*GIVEN REQUEST*: Each entry below is to be duplicated verbatim.

*SUPPLIED MATERIAL*:

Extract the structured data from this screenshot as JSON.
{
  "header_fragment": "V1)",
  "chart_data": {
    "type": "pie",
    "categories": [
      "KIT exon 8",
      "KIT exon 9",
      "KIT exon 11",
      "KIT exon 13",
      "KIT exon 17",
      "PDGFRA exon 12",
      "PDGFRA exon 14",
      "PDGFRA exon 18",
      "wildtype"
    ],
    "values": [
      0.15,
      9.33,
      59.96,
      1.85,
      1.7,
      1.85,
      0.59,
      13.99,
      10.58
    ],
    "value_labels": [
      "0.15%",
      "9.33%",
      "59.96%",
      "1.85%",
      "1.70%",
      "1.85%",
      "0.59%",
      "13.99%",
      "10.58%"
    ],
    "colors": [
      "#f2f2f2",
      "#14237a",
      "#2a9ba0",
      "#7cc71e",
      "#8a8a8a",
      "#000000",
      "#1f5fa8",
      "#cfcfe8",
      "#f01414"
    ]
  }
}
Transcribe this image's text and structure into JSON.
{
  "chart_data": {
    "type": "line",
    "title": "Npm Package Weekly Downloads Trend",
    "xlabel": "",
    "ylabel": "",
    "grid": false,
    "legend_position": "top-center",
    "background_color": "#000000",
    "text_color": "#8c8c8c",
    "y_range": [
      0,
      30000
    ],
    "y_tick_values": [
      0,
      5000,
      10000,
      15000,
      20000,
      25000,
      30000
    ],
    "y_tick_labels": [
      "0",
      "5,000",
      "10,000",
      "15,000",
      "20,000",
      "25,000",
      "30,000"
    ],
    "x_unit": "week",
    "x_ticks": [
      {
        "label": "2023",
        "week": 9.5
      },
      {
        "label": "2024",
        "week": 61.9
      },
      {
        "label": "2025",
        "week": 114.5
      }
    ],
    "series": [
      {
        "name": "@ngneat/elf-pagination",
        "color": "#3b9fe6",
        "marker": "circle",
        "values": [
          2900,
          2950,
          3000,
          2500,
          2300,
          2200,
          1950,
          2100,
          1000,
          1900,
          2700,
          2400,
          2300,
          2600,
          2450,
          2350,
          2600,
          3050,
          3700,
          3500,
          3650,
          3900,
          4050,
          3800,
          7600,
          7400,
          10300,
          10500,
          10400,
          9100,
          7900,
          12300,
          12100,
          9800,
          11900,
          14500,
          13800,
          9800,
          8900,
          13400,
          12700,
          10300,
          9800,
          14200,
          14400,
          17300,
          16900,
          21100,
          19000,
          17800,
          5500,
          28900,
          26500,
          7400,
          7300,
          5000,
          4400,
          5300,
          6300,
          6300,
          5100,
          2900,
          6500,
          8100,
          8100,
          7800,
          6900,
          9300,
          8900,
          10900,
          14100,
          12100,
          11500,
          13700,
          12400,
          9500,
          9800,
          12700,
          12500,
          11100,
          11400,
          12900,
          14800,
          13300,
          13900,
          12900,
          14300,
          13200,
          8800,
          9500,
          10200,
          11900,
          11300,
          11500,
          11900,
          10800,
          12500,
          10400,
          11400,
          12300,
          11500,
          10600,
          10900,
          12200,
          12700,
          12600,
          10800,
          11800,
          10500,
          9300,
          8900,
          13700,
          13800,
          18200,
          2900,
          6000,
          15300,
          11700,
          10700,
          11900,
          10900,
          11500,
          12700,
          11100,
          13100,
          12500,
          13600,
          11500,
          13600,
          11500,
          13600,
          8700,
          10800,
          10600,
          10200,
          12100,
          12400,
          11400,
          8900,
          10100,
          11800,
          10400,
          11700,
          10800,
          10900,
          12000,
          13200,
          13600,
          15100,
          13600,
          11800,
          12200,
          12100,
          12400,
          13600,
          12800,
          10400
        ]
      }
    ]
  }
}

*WORKED ANSWER*:
Extract the structured data from this screenshot as JSON.
{
  "header_fragment": "V1)",
  "chart_data": {
    "type": "pie",
    "categories": [
      "KIT exon 8",
      "KIT exon 9",
      "KIT exon 11",
      "KIT exon 13",
      "KIT exon 17",
      "PDGFRA exon 12",
      "PDGFRA exon 14",
      "PDGFRA exon 18",
      "wildtype"
    ],
    "values": [
      0.15,
      9.33,
      59.96,
      1.85,
      1.7,
      1.85,
      0.59,
      13.99,
      10.58
    ],
    "value_labels": [
      "0.15%",
      "9.33%",
      "59.96%",
      "1.85%",
      "1.70%",
      "1.85%",
      "0.59%",
      "13.99%",
      "10.58%"
    ],
    "colors": [
      "#f2f2f2",
      "#14237a",
      "#2a9ba0",
      "#7cc71e",
      "#8a8a8a",
      "#000000",
      "#1f5fa8",
      "#cfcfe8",
      "#f01414"
    ]
  }
}
Transcribe this image's text and structure into JSON.
{
  "chart_data": {
    "type": "line",
    "title": "Npm Package Weekly Downloads Trend",
    "xlabel": "",
    "ylabel": "",
    "grid": false,
    "legend_position": "top-center",
    "background_color": "#000000",
    "text_color": "#8c8c8c",
    "y_range": [
      0,
      30000
    ],
    "y_tick_values": [
      0,
      5000,
      10000,
      15000,
      20000,
      25000,
      30000
    ],
    "y_tick_labels": [
      "0",
      "5,000",
      "10,000",
      "15,000",
      "20,000",
      "25,000",
      "30,000"
    ],
    "x_unit": "week",
    "x_ticks": [
      {
        "label": "2023",
        "week": 9.5
      },
      {
        "label": "2024",
        "week": 61.9
      },
      {
        "label": "2025",
        "week": 114.5
      }
    ],
    "series": [
      {
        "name": "@ngneat/elf-pagination",
        "color": "#3b9fe6",
        "marker": "circle",
        "values": [
          2900,
          2950,
          3000,
          2500,
          2300,
          2200,
          1950,
          2100,
          1000,
          1900,
          2700,
          2400,
          2300,
          2600,
          2450,
          2350,
          2600,
          3050,
          3700,
          3500,
          3650,
          3900,
          4050,
          3800,
          7600,
          7400,
          10300,
          10500,
          10400,
          9100,
          7900,
          12300,
          12100,
          9800,
          11900,
          14500,
          13800,
          9800,
          8900,
          13400,
          12700,
          10300,
          9800,
          14200,
          14400,
          17300,
          16900,
          21100,
          19000,
          17800,
          5500,
          28900,
          26500,
          7400,
          7300,
          5000,
          4400,
          5300,
          6300,
          6300,
          5100,
          2900,
          6500,
          8100,
          8100,
          7800,
          6900,
          9300,
          8900,
          10900,
          14100,
          12100,
          11500,
          13700,
          12400,
          9500,
          9800,
          12700,
          12500,
          11100,
          11400,
          12900,
          14800,
          13300,
          13900,
          12900,
          14300,
          13200,
          8800,
          9500,
          10200,
          11900,
          11300,
          11500,
          11900,
          10800,
          12500,
          10400,
          11400,
          12300,
          11500,
          10600,
          10900,
          12200,
          12700,
          12600,
          10800,
          11800,
          10500,
          9300,
          8900,
          13700,
          13800,
          18200,
          2900,
          6000,
          15300,
          11700,
          10700,
          11900,
          10900,
          11500,
          12700,
          11100,
          13100,
          12500,
          13600,
          11500,
          13600,
          11500,
          13600,
          8700,
          10800,
          10600,
          10200,
          12100,
          12400,
          11400,
          8900,
          10100,
          11800,
          10400,
          11700,
          10800,
          10900,
          12000,
          13200,
          13600,
          15100,
          13600,
          11800,
          12200,
          12100,
          12400,
          13600,
          12800,
          10400
        ]
      }
    ]
  }
}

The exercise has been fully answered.